_PROBLEM TO SOLVE_: Search the material for the string "JSON", then report how many lines hold it, with no other text.

Start MATERIAL SUPPLIED

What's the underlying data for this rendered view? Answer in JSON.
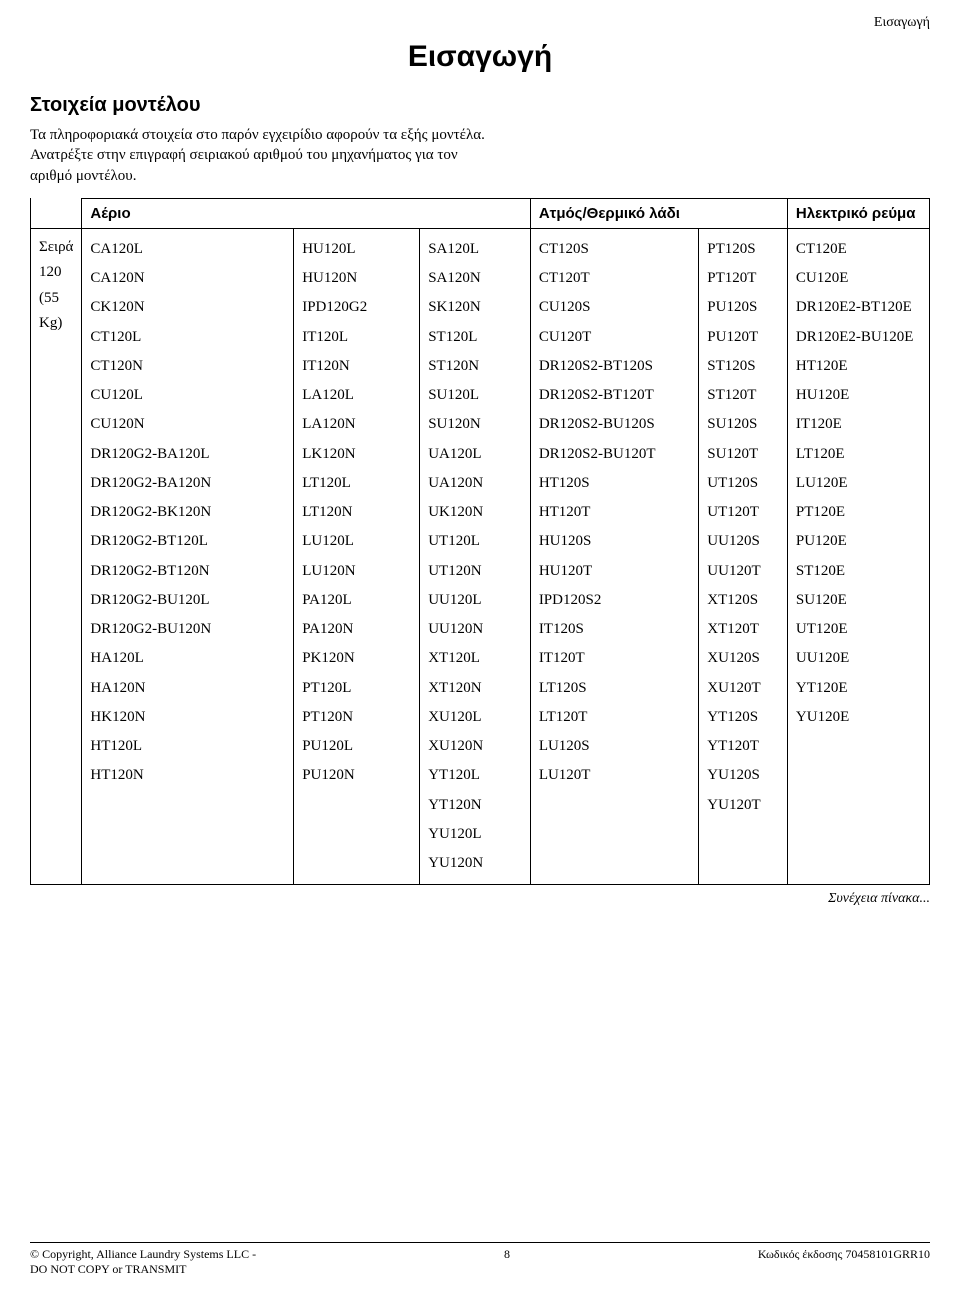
{
  "header_label": "Εισαγωγή",
  "main_title": "Εισαγωγή",
  "section_title": "Στοιχεία μοντέλου",
  "intro_text": "Τα πληροφοριακά στοιχεία στο παρόν εγχειρίδιο αφορούν τα εξής μοντέλα. Ανατρέξτε στην επιγραφή σειριακού αριθμού του μηχανήματος για τον αριθμό μοντέλου.",
  "table": {
    "headers": {
      "aero": "Αέριο",
      "steam": "Ατμός/Θερμικό λάδι",
      "electric": "Ηλεκτρικό ρεύμα"
    },
    "row_label_1": "Σειρά 120",
    "row_label_2": "(55 Kg)",
    "cols": {
      "c1": [
        "CA120L",
        "CA120N",
        "CK120N",
        "CT120L",
        "CT120N",
        "CU120L",
        "CU120N",
        "DR120G2-BA120L",
        "DR120G2-BA120N",
        "DR120G2-BK120N",
        "DR120G2-BT120L",
        "DR120G2-BT120N",
        "DR120G2-BU120L",
        "DR120G2-BU120N",
        "HA120L",
        "HA120N",
        "HK120N",
        "HT120L",
        "HT120N"
      ],
      "c2": [
        "HU120L",
        "HU120N",
        "IPD120G2",
        "IT120L",
        "IT120N",
        "LA120L",
        "LA120N",
        "LK120N",
        "LT120L",
        "LT120N",
        "LU120L",
        "LU120N",
        "PA120L",
        "PA120N",
        "PK120N",
        "PT120L",
        "PT120N",
        "PU120L",
        "PU120N"
      ],
      "c3": [
        "SA120L",
        "SA120N",
        "SK120N",
        "ST120L",
        "ST120N",
        "SU120L",
        "SU120N",
        "UA120L",
        "UA120N",
        "UK120N",
        "UT120L",
        "UT120N",
        "UU120L",
        "UU120N",
        "XT120L",
        "XT120N",
        "XU120L",
        "XU120N",
        "YT120L",
        "YT120N",
        "YU120L",
        "YU120N"
      ],
      "c4": [
        "CT120S",
        "CT120T",
        "CU120S",
        "CU120T",
        "DR120S2-BT120S",
        "DR120S2-BT120T",
        "DR120S2-BU120S",
        "DR120S2-BU120T",
        "HT120S",
        "HT120T",
        "HU120S",
        "HU120T",
        "IPD120S2",
        "IT120S",
        "IT120T",
        "LT120S",
        "LT120T",
        "LU120S",
        "LU120T"
      ],
      "c5": [
        "PT120S",
        "PT120T",
        "PU120S",
        "PU120T",
        "ST120S",
        "ST120T",
        "SU120S",
        "SU120T",
        "UT120S",
        "UT120T",
        "UU120S",
        "UU120T",
        "XT120S",
        "XT120T",
        "XU120S",
        "XU120T",
        "YT120S",
        "YT120T",
        "YU120S",
        "YU120T"
      ],
      "c6": [
        "CT120E",
        "CU120E",
        "DR120E2-BT120E",
        "DR120E2-BU120E",
        "HT120E",
        "HU120E",
        "IT120E",
        "LT120E",
        "LU120E",
        "PT120E",
        "PU120E",
        "ST120E",
        "SU120E",
        "UT120E",
        "UU120E",
        "YT120E",
        "YU120E"
      ]
    }
  },
  "continuation": "Συνέχεια πίνακα...",
  "footer": {
    "copyright_line1": "© Copyright, Alliance Laundry Systems LLC -",
    "copyright_line2": "DO NOT COPY or TRANSMIT",
    "page_number": "8",
    "doc_code": "Κωδικός έκδοσης 70458101GRR10"
  }
}
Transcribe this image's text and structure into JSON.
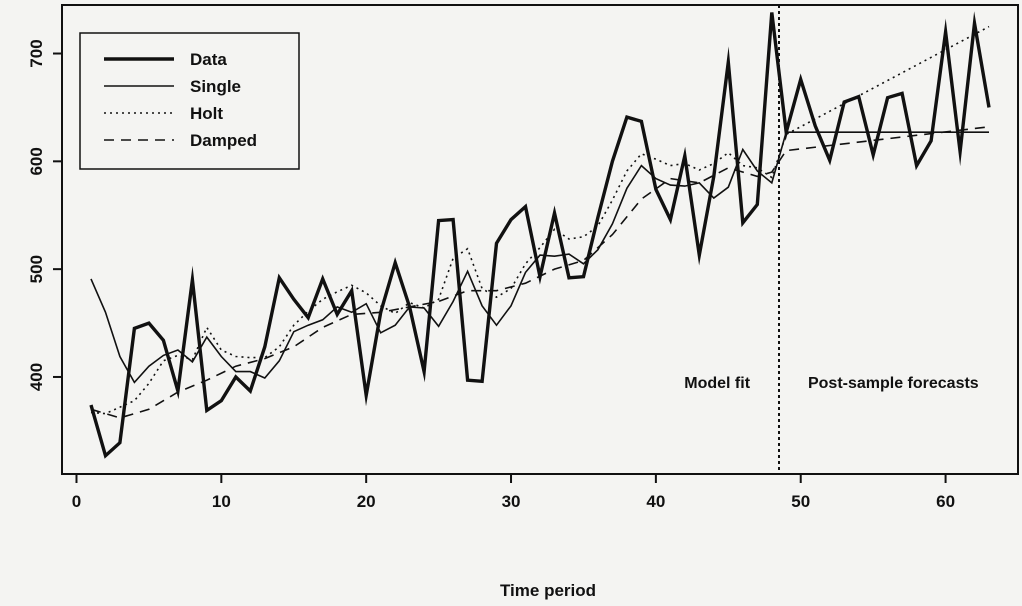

End MATERIAL SUPPLIED

_RESPONSE TO THE TASK_: 2